§ WRITTEN PROBLEM
Identify the lines that contain the string "经董事会决议后" and copy all of them.

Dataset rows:
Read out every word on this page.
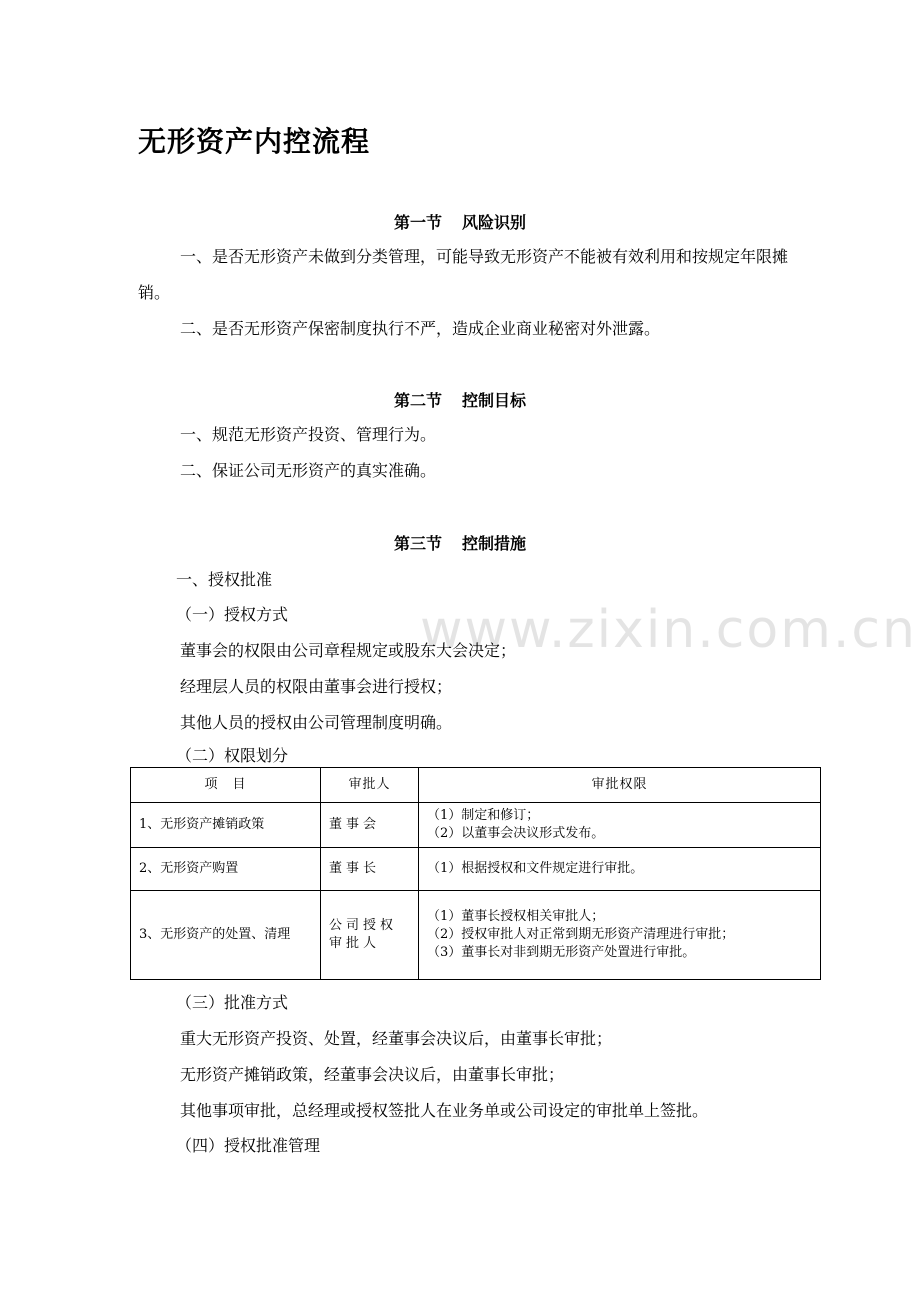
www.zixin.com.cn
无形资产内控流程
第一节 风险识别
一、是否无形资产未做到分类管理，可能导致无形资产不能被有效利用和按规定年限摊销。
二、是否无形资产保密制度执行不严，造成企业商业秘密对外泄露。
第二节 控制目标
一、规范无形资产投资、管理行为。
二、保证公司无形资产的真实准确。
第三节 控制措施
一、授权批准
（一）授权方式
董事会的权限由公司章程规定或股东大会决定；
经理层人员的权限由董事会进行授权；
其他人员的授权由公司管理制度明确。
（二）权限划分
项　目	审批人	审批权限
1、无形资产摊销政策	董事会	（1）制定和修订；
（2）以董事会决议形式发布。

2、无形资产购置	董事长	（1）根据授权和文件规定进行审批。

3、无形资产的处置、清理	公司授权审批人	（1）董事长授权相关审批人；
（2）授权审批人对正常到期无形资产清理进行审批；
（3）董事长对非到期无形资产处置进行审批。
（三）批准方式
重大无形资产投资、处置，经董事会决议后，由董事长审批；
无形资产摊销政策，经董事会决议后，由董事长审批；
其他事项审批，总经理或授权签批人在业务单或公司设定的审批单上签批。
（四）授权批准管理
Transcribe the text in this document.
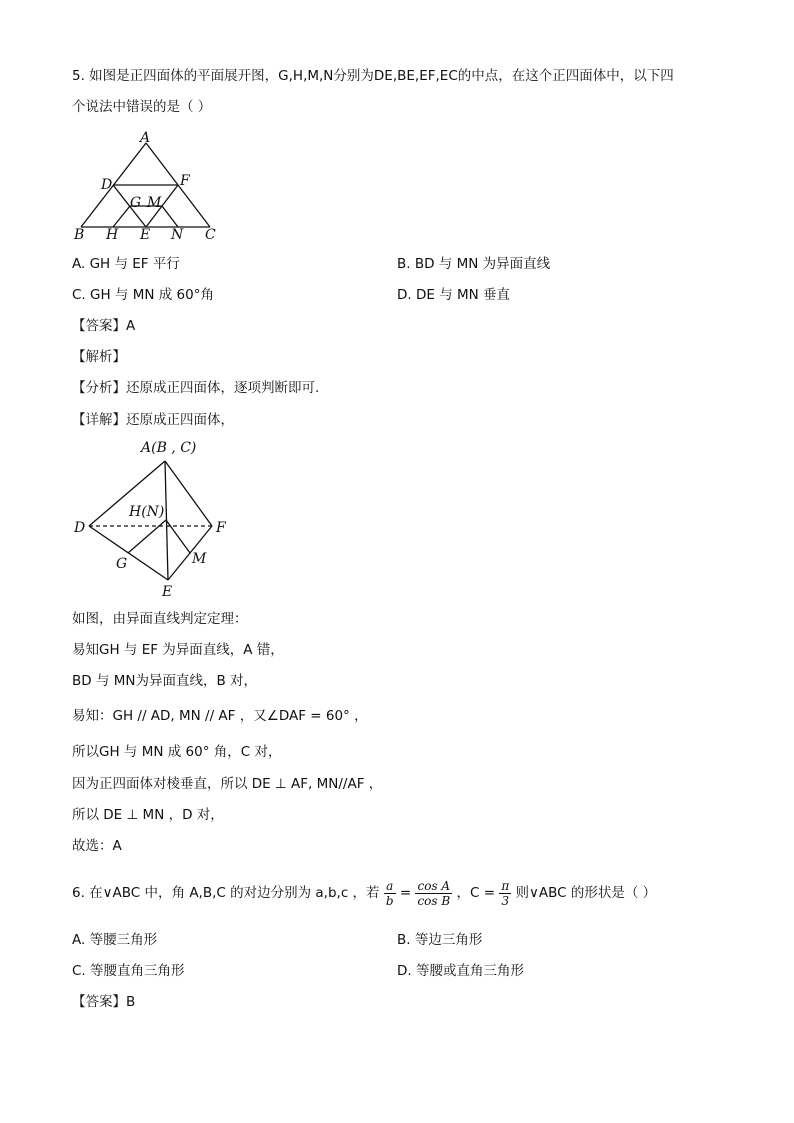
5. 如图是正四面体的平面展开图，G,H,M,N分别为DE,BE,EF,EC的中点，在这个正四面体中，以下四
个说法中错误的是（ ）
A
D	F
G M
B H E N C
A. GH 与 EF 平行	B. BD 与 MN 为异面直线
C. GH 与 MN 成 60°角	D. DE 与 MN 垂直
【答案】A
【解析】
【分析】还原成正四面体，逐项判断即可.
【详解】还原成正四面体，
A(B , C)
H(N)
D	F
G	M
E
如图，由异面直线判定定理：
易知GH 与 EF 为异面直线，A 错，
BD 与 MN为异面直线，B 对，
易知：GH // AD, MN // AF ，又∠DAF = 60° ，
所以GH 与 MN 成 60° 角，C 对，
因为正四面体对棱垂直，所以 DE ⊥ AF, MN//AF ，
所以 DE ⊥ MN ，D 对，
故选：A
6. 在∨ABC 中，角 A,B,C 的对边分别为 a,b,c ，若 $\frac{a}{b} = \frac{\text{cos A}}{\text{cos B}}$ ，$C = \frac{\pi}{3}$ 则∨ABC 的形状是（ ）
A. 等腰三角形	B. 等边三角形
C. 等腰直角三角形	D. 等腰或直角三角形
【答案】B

==

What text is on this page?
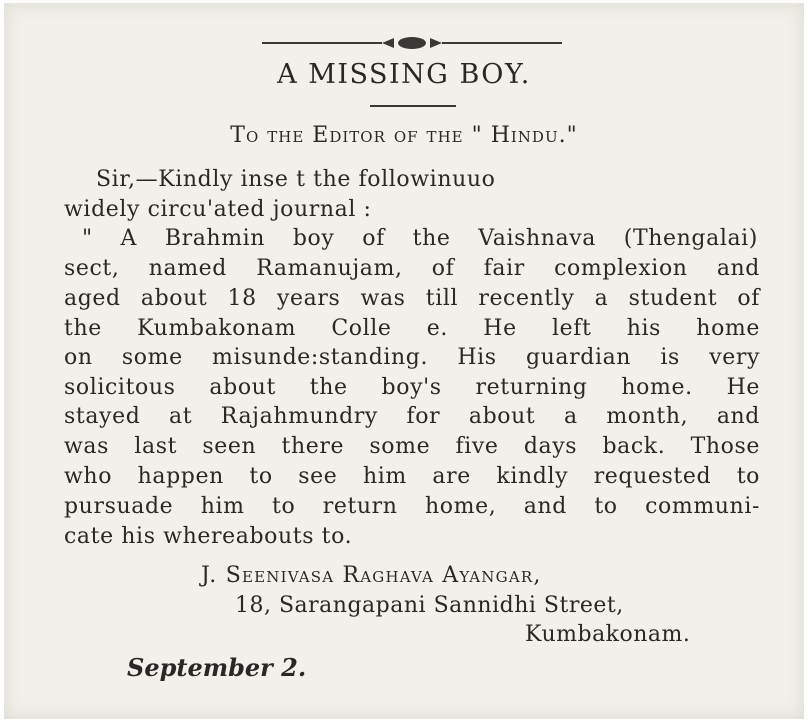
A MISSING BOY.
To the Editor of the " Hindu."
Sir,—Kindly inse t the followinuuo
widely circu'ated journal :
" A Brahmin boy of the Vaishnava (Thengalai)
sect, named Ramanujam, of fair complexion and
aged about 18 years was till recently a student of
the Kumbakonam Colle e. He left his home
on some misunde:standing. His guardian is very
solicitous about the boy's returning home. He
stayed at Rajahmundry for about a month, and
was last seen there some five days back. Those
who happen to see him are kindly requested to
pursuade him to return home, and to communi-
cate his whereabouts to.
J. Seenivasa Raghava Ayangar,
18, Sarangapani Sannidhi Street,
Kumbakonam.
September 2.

§ EXPECTED ANSWER
重大无形资产投资、处置，经董事会决议后，由董事长审批；
无形资产摊销政策，经董事会决议后，由董事长审批；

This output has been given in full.